[Supplied information Boundary: Start]

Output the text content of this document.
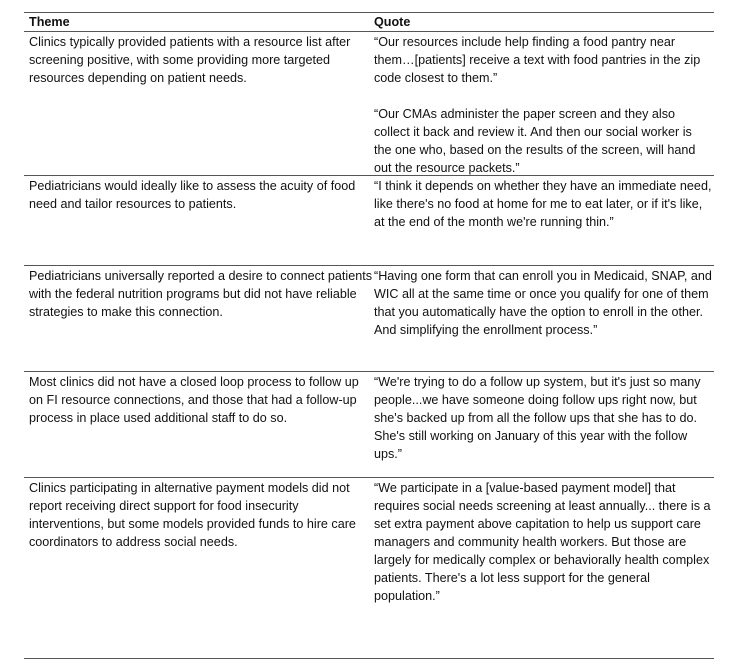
Theme	Quote
Clinics typically provided patients with a resource list after screening positive, with some providing more targeted resources depending on patient needs.

“Our resources include help finding a food pantry near them…[patients] receive a text with food pantries in the zip code closest to them.”

“Our CMAs administer the paper screen and they also collect it back and review it. And then our social worker is the one who, based on the results of the screen, will hand out the resource packets.”

Pediatricians would ideally like to assess the acuity of food need and tailor resources to patients.

“I think it depends on whether they have an immediate need, like there's no food at home for me to eat later, or if it's like, at the end of the month we're running thin.”

Pediatricians universally reported a desire to connect patients with the federal nutrition programs but did not have reliable strategies to make this connection.

“Having one form that can enroll you in Medicaid, SNAP, and WIC all at the same time or once you qualify for one of them that you automatically have the option to enroll in the other. And simplifying the enrollment process.”

Most clinics did not have a closed loop process to follow up on FI resource connections, and those that had a follow-up process in place used additional staff to do so.

“We're trying to do a follow up system, but it's just so many people...we have someone doing follow ups right now, but she's backed up from all the follow ups that she has to do. She's still working on January of this year with the follow ups.”

Clinics participating in alternative payment models did not report receiving direct support for food insecurity interventions, but some models provided funds to hire care coordinators to address social needs.

“We participate in a [value-based payment model] that requires social needs screening at least annually... there is a set extra payment above capitation to help us support care managers and community health workers. But those are largely for medically complex or behaviorally health complex patients. There's a lot less support for the general population.”
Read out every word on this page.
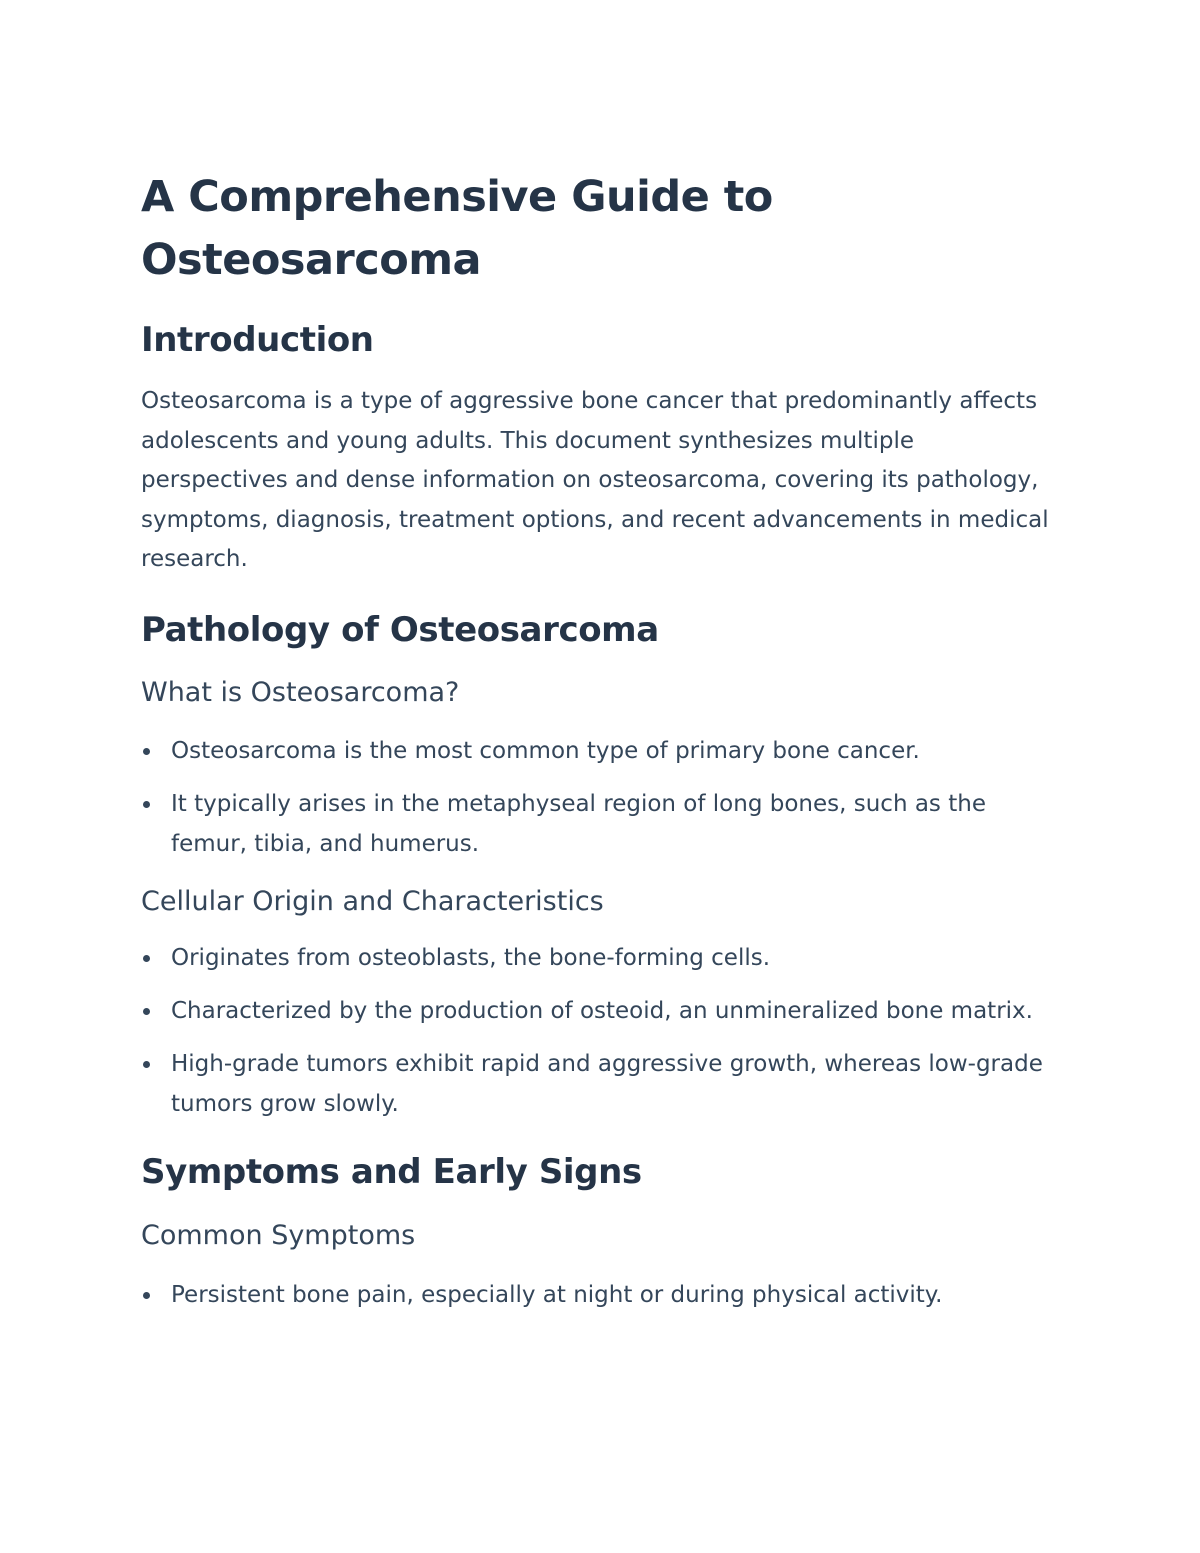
A Comprehensive Guide to Osteosarcoma
Introduction

Osteosarcoma is a type of aggressive bone cancer that predominantly affects adolescents and young adults. This document synthesizes multiple perspectives and dense information on osteosarcoma, covering its pathology, symptoms, diagnosis, treatment options, and recent advancements in medical research.

Pathology of Osteosarcoma
What is Osteosarcoma?
Osteosarcoma is the most common type of primary bone cancer.
It typically arises in the metaphyseal region of long bones, such as the femur, tibia, and humerus.
Cellular Origin and Characteristics
Originates from osteoblasts, the bone-forming cells.
Characterized by the production of osteoid, an unmineralized bone matrix.
High-grade tumors exhibit rapid and aggressive growth, whereas low-grade tumors grow slowly.
Symptoms and Early Signs
Common Symptoms
Persistent bone pain, especially at night or during physical activity.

[Supplied information Boundary: End]

**Exercise**
Your job is to repeat every entry exactly, keeping all pictures out of the copy.

**Task answer**
Output the text content of this document.
Theme	Quote
Clinics typically provided patients with a resource list after screening positive, with some providing more targeted resources depending on patient needs.

“Our resources include help finding a food pantry near them…[patients] receive a text with food pantries in the zip code closest to them.”

“Our CMAs administer the paper screen and they also collect it back and review it. And then our social worker is the one who, based on the results of the screen, will hand out the resource packets.”

Pediatricians would ideally like to assess the acuity of food need and tailor resources to patients.

“I think it depends on whether they have an immediate need, like there's no food at home for me to eat later, or if it's like, at the end of the month we're running thin.”

Pediatricians universally reported a desire to connect patients with the federal nutrition programs but did not have reliable strategies to make this connection.

“Having one form that can enroll you in Medicaid, SNAP, and WIC all at the same time or once you qualify for one of them that you automatically have the option to enroll in the other. And simplifying the enrollment process.”

Most clinics did not have a closed loop process to follow up on FI resource connections, and those that had a follow-up process in place used additional staff to do so.

“We're trying to do a follow up system, but it's just so many people...we have someone doing follow ups right now, but she's backed up from all the follow ups that she has to do. She's still working on January of this year with the follow ups.”

Clinics participating in alternative payment models did not report receiving direct support for food insecurity interventions, but some models provided funds to hire care coordinators to address social needs.

“We participate in a [value-based payment model] that requires social needs screening at least annually... there is a set extra payment above capitation to help us support care managers and community health workers. But those are largely for medically complex or behaviorally health complex patients. There's a lot less support for the general population.”
Read out every word on this page.
A Comprehensive Guide to Osteosarcoma
Introduction

Osteosarcoma is a type of aggressive bone cancer that predominantly affects adolescents and young adults. This document synthesizes multiple perspectives and dense information on osteosarcoma, covering its pathology, symptoms, diagnosis, treatment options, and recent advancements in medical research.

Pathology of Osteosarcoma
What is Osteosarcoma?
Osteosarcoma is the most common type of primary bone cancer.
It typically arises in the metaphyseal region of long bones, such as the femur, tibia, and humerus.
Cellular Origin and Characteristics
Originates from osteoblasts, the bone-forming cells.
Characterized by the production of osteoid, an unmineralized bone matrix.
High-grade tumors exhibit rapid and aggressive growth, whereas low-grade tumors grow slowly.
Symptoms and Early Signs
Common Symptoms
Persistent bone pain, especially at night or during physical activity.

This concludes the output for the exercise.